## Exercise task:
Print the full listing exactly.

===

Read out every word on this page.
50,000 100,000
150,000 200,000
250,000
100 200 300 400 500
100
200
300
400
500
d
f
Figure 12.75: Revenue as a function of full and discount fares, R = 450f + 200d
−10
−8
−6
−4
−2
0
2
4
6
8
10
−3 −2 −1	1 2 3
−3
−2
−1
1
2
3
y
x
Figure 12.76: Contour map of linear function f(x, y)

===

## Solution to the problem:
Read out every word on this page.
50,000 100,000
150,000 200,000
250,000
100 200 300 400 500
100
200
300
400
500
d
f
Figure 12.75: Revenue as a function of full and discount fares, R = 450f + 200d
−10
−8
−6
−4
−2
0
2
4
6
8
10
−3 −2 −1	1 2 3
−3
−2
−1
1
2
3
y
x
Figure 12.76: Contour map of linear function f(x, y)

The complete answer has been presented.